> _Aim_:
Transcribe each record exactly. Include every one.

> _Given entries_:
────────────────

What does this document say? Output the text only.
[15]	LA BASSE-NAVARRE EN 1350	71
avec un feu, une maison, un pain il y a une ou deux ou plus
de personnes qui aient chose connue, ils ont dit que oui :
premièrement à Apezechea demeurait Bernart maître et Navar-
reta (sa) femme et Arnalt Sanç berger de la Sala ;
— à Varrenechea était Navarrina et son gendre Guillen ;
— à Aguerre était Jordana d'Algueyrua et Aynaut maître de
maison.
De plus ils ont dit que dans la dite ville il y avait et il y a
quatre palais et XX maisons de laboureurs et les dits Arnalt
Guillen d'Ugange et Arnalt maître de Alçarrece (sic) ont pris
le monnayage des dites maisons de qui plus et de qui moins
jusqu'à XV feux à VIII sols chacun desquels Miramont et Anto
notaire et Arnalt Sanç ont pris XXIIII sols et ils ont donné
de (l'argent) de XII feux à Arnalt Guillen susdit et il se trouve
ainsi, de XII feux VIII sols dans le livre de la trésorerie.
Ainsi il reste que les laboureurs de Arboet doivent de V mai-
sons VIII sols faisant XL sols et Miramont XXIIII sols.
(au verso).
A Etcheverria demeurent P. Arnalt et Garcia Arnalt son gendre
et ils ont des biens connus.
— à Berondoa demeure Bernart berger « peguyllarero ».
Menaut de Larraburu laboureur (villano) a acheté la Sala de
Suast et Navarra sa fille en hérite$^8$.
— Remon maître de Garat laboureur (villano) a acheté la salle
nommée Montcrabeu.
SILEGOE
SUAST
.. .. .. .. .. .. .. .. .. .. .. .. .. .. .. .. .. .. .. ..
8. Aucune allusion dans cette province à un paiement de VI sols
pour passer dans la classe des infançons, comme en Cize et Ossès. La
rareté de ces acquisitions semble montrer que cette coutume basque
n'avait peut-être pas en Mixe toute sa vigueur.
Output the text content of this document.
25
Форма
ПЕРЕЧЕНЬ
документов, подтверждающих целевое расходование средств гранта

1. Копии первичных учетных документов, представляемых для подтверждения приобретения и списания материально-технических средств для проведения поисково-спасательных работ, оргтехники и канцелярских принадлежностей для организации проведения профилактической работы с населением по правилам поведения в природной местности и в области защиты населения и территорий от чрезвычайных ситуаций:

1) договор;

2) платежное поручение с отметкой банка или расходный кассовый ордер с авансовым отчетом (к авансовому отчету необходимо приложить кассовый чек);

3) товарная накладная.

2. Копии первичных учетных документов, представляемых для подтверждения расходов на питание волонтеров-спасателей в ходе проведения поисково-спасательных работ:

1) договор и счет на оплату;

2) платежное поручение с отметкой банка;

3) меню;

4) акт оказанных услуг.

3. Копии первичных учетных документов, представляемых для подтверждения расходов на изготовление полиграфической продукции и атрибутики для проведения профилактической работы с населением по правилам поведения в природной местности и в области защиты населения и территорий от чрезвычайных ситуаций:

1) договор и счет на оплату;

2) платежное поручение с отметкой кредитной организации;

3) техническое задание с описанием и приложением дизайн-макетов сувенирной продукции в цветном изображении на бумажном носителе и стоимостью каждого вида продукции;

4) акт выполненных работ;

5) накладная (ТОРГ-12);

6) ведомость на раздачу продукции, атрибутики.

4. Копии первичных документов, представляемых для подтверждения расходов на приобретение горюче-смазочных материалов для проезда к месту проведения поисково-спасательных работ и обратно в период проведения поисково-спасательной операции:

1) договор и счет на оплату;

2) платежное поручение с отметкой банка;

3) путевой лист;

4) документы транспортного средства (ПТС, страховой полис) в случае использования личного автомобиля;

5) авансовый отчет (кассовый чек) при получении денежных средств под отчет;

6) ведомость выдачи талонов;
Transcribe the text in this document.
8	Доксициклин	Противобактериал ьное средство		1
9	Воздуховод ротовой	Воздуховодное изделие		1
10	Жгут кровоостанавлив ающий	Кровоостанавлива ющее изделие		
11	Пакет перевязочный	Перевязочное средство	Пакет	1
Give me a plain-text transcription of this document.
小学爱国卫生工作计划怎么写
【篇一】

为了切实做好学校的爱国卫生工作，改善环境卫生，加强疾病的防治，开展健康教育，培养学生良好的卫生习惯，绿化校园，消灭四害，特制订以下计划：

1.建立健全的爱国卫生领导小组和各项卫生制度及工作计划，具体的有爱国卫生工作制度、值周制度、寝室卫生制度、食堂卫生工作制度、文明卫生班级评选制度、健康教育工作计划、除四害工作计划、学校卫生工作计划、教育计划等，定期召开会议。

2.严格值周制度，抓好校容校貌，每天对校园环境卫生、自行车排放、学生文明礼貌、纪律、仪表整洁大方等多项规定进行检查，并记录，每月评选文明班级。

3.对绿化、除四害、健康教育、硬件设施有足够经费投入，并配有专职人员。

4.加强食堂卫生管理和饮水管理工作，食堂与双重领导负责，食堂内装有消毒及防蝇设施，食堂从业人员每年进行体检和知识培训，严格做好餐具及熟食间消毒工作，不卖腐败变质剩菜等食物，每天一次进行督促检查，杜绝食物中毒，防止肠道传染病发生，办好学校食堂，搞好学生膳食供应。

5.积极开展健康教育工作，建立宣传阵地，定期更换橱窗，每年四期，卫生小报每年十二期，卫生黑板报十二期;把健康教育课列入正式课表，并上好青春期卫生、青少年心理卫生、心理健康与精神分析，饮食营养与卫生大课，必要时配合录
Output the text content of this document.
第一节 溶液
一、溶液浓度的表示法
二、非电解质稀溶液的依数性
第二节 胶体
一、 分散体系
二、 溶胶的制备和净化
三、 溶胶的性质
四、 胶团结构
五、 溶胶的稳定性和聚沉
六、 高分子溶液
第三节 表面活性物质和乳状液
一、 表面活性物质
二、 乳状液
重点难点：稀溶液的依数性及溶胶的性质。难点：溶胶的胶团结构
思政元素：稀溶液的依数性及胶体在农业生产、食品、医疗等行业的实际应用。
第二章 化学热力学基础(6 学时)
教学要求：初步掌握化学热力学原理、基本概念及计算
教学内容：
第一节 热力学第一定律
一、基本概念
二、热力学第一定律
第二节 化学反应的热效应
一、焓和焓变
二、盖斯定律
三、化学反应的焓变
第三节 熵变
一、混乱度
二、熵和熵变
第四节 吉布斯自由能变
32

────────────────

> _Final answer_:
What does this document say? Output the text only.
[15]	LA BASSE-NAVARRE EN 1350	71
avec un feu, une maison, un pain il y a une ou deux ou plus
de personnes qui aient chose connue, ils ont dit que oui :
premièrement à Apezechea demeurait Bernart maître et Navar-
reta (sa) femme et Arnalt Sanç berger de la Sala ;
— à Varrenechea était Navarrina et son gendre Guillen ;
— à Aguerre était Jordana d'Algueyrua et Aynaut maître de
maison.
De plus ils ont dit que dans la dite ville il y avait et il y a
quatre palais et XX maisons de laboureurs et les dits Arnalt
Guillen d'Ugange et Arnalt maître de Alçarrece (sic) ont pris
le monnayage des dites maisons de qui plus et de qui moins
jusqu'à XV feux à VIII sols chacun desquels Miramont et Anto
notaire et Arnalt Sanç ont pris XXIIII sols et ils ont donné
de (l'argent) de XII feux à Arnalt Guillen susdit et il se trouve
ainsi, de XII feux VIII sols dans le livre de la trésorerie.
Ainsi il reste que les laboureurs de Arboet doivent de V mai-
sons VIII sols faisant XL sols et Miramont XXIIII sols.
(au verso).
A Etcheverria demeurent P. Arnalt et Garcia Arnalt son gendre
et ils ont des biens connus.
— à Berondoa demeure Bernart berger « peguyllarero ».
Menaut de Larraburu laboureur (villano) a acheté la Sala de
Suast et Navarra sa fille en hérite$^8$.
— Remon maître de Garat laboureur (villano) a acheté la salle
nommée Montcrabeu.
SILEGOE
SUAST
.. .. .. .. .. .. .. .. .. .. .. .. .. .. .. .. .. .. .. ..
8. Aucune allusion dans cette province à un paiement de VI sols
pour passer dans la classe des infançons, comme en Cize et Ossès. La
rareté de ces acquisitions semble montrer que cette coutume basque
n'avait peut-être pas en Mixe toute sa vigueur.
Output the text content of this document.
25
Форма
ПЕРЕЧЕНЬ
документов, подтверждающих целевое расходование средств гранта

1. Копии первичных учетных документов, представляемых для подтверждения приобретения и списания материально-технических средств для проведения поисково-спасательных работ, оргтехники и канцелярских принадлежностей для организации проведения профилактической работы с населением по правилам поведения в природной местности и в области защиты населения и территорий от чрезвычайных ситуаций:

1) договор;

2) платежное поручение с отметкой банка или расходный кассовый ордер с авансовым отчетом (к авансовому отчету необходимо приложить кассовый чек);

3) товарная накладная.

2. Копии первичных учетных документов, представляемых для подтверждения расходов на питание волонтеров-спасателей в ходе проведения поисково-спасательных работ:

1) договор и счет на оплату;

2) платежное поручение с отметкой банка;

3) меню;

4) акт оказанных услуг.

3. Копии первичных учетных документов, представляемых для подтверждения расходов на изготовление полиграфической продукции и атрибутики для проведения профилактической работы с населением по правилам поведения в природной местности и в области защиты населения и территорий от чрезвычайных ситуаций:

1) договор и счет на оплату;

2) платежное поручение с отметкой кредитной организации;

3) техническое задание с описанием и приложением дизайн-макетов сувенирной продукции в цветном изображении на бумажном носителе и стоимостью каждого вида продукции;

4) акт выполненных работ;

5) накладная (ТОРГ-12);

6) ведомость на раздачу продукции, атрибутики.

4. Копии первичных документов, представляемых для подтверждения расходов на приобретение горюче-смазочных материалов для проезда к месту проведения поисково-спасательных работ и обратно в период проведения поисково-спасательной операции:

1) договор и счет на оплату;

2) платежное поручение с отметкой банка;

3) путевой лист;

4) документы транспортного средства (ПТС, страховой полис) в случае использования личного автомобиля;

5) авансовый отчет (кассовый чек) при получении денежных средств под отчет;

6) ведомость выдачи талонов;
Transcribe the text in this document.
8	Доксициклин	Противобактериал ьное средство		1
9	Воздуховод ротовой	Воздуховодное изделие		1
10	Жгут кровоостанавлив ающий	Кровоостанавлива ющее изделие		
11	Пакет перевязочный	Перевязочное средство	Пакет	1
Give me a plain-text transcription of this document.
小学爱国卫生工作计划怎么写
【篇一】

为了切实做好学校的爱国卫生工作，改善环境卫生，加强疾病的防治，开展健康教育，培养学生良好的卫生习惯，绿化校园，消灭四害，特制订以下计划：

1.建立健全的爱国卫生领导小组和各项卫生制度及工作计划，具体的有爱国卫生工作制度、值周制度、寝室卫生制度、食堂卫生工作制度、文明卫生班级评选制度、健康教育工作计划、除四害工作计划、学校卫生工作计划、教育计划等，定期召开会议。

2.严格值周制度，抓好校容校貌，每天对校园环境卫生、自行车排放、学生文明礼貌、纪律、仪表整洁大方等多项规定进行检查，并记录，每月评选文明班级。

3.对绿化、除四害、健康教育、硬件设施有足够经费投入，并配有专职人员。

4.加强食堂卫生管理和饮水管理工作，食堂与双重领导负责，食堂内装有消毒及防蝇设施，食堂从业人员每年进行体检和知识培训，严格做好餐具及熟食间消毒工作，不卖腐败变质剩菜等食物，每天一次进行督促检查，杜绝食物中毒，防止肠道传染病发生，办好学校食堂，搞好学生膳食供应。

5.积极开展健康教育工作，建立宣传阵地，定期更换橱窗，每年四期，卫生小报每年十二期，卫生黑板报十二期;把健康教育课列入正式课表，并上好青春期卫生、青少年心理卫生、心理健康与精神分析，饮食营养与卫生大课，必要时配合录
Output the text content of this document.
第一节 溶液
一、溶液浓度的表示法
二、非电解质稀溶液的依数性
第二节 胶体
一、 分散体系
二、 溶胶的制备和净化
三、 溶胶的性质
四、 胶团结构
五、 溶胶的稳定性和聚沉
六、 高分子溶液
第三节 表面活性物质和乳状液
一、 表面活性物质
二、 乳状液
重点难点：稀溶液的依数性及溶胶的性质。难点：溶胶的胶团结构
思政元素：稀溶液的依数性及胶体在农业生产、食品、医疗等行业的实际应用。
第二章 化学热力学基础(6 学时)
教学要求：初步掌握化学热力学原理、基本概念及计算
教学内容：
第一节 热力学第一定律
一、基本概念
二、热力学第一定律
第二节 化学反应的热效应
一、焓和焓变
二、盖斯定律
三、化学反应的焓变
第三节 熵变
一、混乱度
二、熵和熵变
第四节 吉布斯自由能变
32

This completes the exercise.